(Recorded data)
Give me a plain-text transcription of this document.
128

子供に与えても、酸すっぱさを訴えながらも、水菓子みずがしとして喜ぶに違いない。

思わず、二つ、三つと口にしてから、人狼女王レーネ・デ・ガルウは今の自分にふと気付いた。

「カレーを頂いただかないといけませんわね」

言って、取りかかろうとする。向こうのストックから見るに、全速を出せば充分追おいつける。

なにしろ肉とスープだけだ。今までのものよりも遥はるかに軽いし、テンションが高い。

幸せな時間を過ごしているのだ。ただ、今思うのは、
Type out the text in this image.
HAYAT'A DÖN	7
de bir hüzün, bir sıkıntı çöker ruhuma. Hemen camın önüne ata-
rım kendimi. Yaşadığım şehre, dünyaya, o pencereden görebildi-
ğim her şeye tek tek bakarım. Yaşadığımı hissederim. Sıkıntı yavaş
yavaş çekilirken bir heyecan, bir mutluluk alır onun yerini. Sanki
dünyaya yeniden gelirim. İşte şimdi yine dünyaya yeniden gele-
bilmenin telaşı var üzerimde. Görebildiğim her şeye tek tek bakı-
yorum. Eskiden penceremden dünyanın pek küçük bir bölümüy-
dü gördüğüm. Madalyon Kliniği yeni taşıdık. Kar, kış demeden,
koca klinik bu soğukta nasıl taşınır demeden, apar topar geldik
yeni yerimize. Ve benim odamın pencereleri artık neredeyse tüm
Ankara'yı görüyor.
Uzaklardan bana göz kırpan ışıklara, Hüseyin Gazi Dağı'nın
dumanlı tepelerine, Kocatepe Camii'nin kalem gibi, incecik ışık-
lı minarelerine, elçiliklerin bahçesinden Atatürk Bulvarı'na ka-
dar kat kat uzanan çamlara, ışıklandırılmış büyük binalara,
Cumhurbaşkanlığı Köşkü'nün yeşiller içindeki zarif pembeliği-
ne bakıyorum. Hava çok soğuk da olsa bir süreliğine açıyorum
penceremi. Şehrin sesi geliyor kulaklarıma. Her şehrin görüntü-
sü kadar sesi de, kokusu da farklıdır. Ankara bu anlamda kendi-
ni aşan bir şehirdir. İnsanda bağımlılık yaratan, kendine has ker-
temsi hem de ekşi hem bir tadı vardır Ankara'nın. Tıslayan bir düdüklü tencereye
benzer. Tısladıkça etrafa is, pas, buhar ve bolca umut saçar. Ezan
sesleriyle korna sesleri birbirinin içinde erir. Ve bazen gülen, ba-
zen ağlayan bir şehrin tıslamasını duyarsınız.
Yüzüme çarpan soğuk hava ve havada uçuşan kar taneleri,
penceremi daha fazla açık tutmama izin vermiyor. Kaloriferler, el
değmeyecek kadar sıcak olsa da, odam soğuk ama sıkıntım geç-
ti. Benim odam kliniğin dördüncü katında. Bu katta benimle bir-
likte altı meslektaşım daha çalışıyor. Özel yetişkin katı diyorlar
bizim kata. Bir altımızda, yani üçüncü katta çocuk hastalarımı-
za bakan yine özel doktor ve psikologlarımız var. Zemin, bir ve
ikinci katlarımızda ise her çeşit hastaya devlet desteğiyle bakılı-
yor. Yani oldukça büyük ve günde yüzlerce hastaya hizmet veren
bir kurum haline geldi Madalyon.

# [Directions]
Quote every record above exactly.

# [Expected answer]
Give me a plain-text transcription of this document.
128

子供に与えても、酸すっぱさを訴えながらも、水菓子みずがしとして喜ぶに違いない。

思わず、二つ、三つと口にしてから、人狼女王レーネ・デ・ガルウは今の自分にふと気付いた。

「カレーを頂いただかないといけませんわね」

言って、取りかかろうとする。向こうのストックから見るに、全速を出せば充分追おいつける。

なにしろ肉とスープだけだ。今までのものよりも遥はるかに軽いし、テンションが高い。

幸せな時間を過ごしているのだ。ただ、今思うのは、
Type out the text in this image.
HAYAT'A DÖN	7
de bir hüzün, bir sıkıntı çöker ruhuma. Hemen camın önüne ata-
rım kendimi. Yaşadığım şehre, dünyaya, o pencereden görebildi-
ğim her şeye tek tek bakarım. Yaşadığımı hissederim. Sıkıntı yavaş
yavaş çekilirken bir heyecan, bir mutluluk alır onun yerini. Sanki
dünyaya yeniden gelirim. İşte şimdi yine dünyaya yeniden gele-
bilmenin telaşı var üzerimde. Görebildiğim her şeye tek tek bakı-
yorum. Eskiden penceremden dünyanın pek küçük bir bölümüy-
dü gördüğüm. Madalyon Kliniği yeni taşıdık. Kar, kış demeden,
koca klinik bu soğukta nasıl taşınır demeden, apar topar geldik
yeni yerimize. Ve benim odamın pencereleri artık neredeyse tüm
Ankara'yı görüyor.
Uzaklardan bana göz kırpan ışıklara, Hüseyin Gazi Dağı'nın
dumanlı tepelerine, Kocatepe Camii'nin kalem gibi, incecik ışık-
lı minarelerine, elçiliklerin bahçesinden Atatürk Bulvarı'na ka-
dar kat kat uzanan çamlara, ışıklandırılmış büyük binalara,
Cumhurbaşkanlığı Köşkü'nün yeşiller içindeki zarif pembeliği-
ne bakıyorum. Hava çok soğuk da olsa bir süreliğine açıyorum
penceremi. Şehrin sesi geliyor kulaklarıma. Her şehrin görüntü-
sü kadar sesi de, kokusu da farklıdır. Ankara bu anlamda kendi-
ni aşan bir şehirdir. İnsanda bağımlılık yaratan, kendine has ker-
temsi hem de ekşi hem bir tadı vardır Ankara'nın. Tıslayan bir düdüklü tencereye
benzer. Tısladıkça etrafa is, pas, buhar ve bolca umut saçar. Ezan
sesleriyle korna sesleri birbirinin içinde erir. Ve bazen gülen, ba-
zen ağlayan bir şehrin tıslamasını duyarsınız.
Yüzüme çarpan soğuk hava ve havada uçuşan kar taneleri,
penceremi daha fazla açık tutmama izin vermiyor. Kaloriferler, el
değmeyecek kadar sıcak olsa da, odam soğuk ama sıkıntım geç-
ti. Benim odam kliniğin dördüncü katında. Bu katta benimle bir-
likte altı meslektaşım daha çalışıyor. Özel yetişkin katı diyorlar
bizim kata. Bir altımızda, yani üçüncü katta çocuk hastalarımı-
za bakan yine özel doktor ve psikologlarımız var. Zemin, bir ve
ikinci katlarımızda ise her çeşit hastaya devlet desteğiyle bakılı-
yor. Yani oldukça büyük ve günde yüzlerce hastaya hizmet veren
bir kurum haline geldi Madalyon.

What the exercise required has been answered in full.